### [Exercise objective]
Repeat every record below exactly as written.

### [Listing]
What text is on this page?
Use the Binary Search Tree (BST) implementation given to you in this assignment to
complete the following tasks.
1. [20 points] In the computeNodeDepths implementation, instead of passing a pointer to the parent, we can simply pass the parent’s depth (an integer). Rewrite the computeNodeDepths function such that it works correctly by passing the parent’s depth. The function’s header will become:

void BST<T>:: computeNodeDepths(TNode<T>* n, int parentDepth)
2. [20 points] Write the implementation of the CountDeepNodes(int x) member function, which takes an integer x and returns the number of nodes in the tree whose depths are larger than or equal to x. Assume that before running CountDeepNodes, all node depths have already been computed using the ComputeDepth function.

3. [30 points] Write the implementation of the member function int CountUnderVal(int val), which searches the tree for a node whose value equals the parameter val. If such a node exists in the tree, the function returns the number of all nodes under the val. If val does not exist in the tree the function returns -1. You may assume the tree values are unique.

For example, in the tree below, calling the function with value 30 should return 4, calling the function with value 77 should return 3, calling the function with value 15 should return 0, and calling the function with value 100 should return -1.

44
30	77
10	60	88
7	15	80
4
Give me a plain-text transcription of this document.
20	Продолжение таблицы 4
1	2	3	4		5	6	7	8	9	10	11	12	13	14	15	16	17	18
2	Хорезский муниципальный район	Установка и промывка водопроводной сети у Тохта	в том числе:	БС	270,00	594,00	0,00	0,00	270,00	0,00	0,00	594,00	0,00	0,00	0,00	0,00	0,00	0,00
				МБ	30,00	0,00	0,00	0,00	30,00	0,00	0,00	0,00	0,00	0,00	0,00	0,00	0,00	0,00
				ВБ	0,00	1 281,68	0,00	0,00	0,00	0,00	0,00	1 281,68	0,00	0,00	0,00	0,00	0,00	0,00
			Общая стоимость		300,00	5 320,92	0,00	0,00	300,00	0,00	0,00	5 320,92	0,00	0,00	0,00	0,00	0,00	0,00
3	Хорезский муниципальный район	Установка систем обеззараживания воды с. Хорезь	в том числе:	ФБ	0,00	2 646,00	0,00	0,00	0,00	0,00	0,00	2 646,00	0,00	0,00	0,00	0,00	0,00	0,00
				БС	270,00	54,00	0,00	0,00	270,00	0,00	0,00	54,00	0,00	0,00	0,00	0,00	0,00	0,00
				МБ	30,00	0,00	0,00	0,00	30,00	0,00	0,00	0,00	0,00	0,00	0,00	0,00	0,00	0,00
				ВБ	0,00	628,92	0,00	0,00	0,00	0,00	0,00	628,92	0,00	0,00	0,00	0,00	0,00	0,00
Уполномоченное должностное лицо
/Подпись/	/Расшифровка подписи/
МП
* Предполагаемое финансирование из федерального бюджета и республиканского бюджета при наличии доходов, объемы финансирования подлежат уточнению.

### [Response to the task]
What text is on this page?
Use the Binary Search Tree (BST) implementation given to you in this assignment to
complete the following tasks.
1. [20 points] In the computeNodeDepths implementation, instead of passing a pointer to the parent, we can simply pass the parent’s depth (an integer). Rewrite the computeNodeDepths function such that it works correctly by passing the parent’s depth. The function’s header will become:

void BST<T>:: computeNodeDepths(TNode<T>* n, int parentDepth)
2. [20 points] Write the implementation of the CountDeepNodes(int x) member function, which takes an integer x and returns the number of nodes in the tree whose depths are larger than or equal to x. Assume that before running CountDeepNodes, all node depths have already been computed using the ComputeDepth function.

3. [30 points] Write the implementation of the member function int CountUnderVal(int val), which searches the tree for a node whose value equals the parameter val. If such a node exists in the tree, the function returns the number of all nodes under the val. If val does not exist in the tree the function returns -1. You may assume the tree values are unique.

For example, in the tree below, calling the function with value 30 should return 4, calling the function with value 77 should return 3, calling the function with value 15 should return 0, and calling the function with value 100 should return -1.

44
30	77
10	60	88
7	15	80
4
Give me a plain-text transcription of this document.
20	Продолжение таблицы 4
1	2	3	4		5	6	7	8	9	10	11	12	13	14	15	16	17	18
2	Хорезский муниципальный район	Установка и промывка водопроводной сети у Тохта	в том числе:	БС	270,00	594,00	0,00	0,00	270,00	0,00	0,00	594,00	0,00	0,00	0,00	0,00	0,00	0,00
				МБ	30,00	0,00	0,00	0,00	30,00	0,00	0,00	0,00	0,00	0,00	0,00	0,00	0,00	0,00
				ВБ	0,00	1 281,68	0,00	0,00	0,00	0,00	0,00	1 281,68	0,00	0,00	0,00	0,00	0,00	0,00
			Общая стоимость		300,00	5 320,92	0,00	0,00	300,00	0,00	0,00	5 320,92	0,00	0,00	0,00	0,00	0,00	0,00
3	Хорезский муниципальный район	Установка систем обеззараживания воды с. Хорезь	в том числе:	ФБ	0,00	2 646,00	0,00	0,00	0,00	0,00	0,00	2 646,00	0,00	0,00	0,00	0,00	0,00	0,00
				БС	270,00	54,00	0,00	0,00	270,00	0,00	0,00	54,00	0,00	0,00	0,00	0,00	0,00	0,00
				МБ	30,00	0,00	0,00	0,00	30,00	0,00	0,00	0,00	0,00	0,00	0,00	0,00	0,00	0,00
				ВБ	0,00	628,92	0,00	0,00	0,00	0,00	0,00	628,92	0,00	0,00	0,00	0,00	0,00	0,00
Уполномоченное должностное лицо
/Подпись/	/Расшифровка подписи/
МП
* Предполагаемое финансирование из федерального бюджета и республиканского бюджета при наличии доходов, объемы финансирования подлежат уточнению.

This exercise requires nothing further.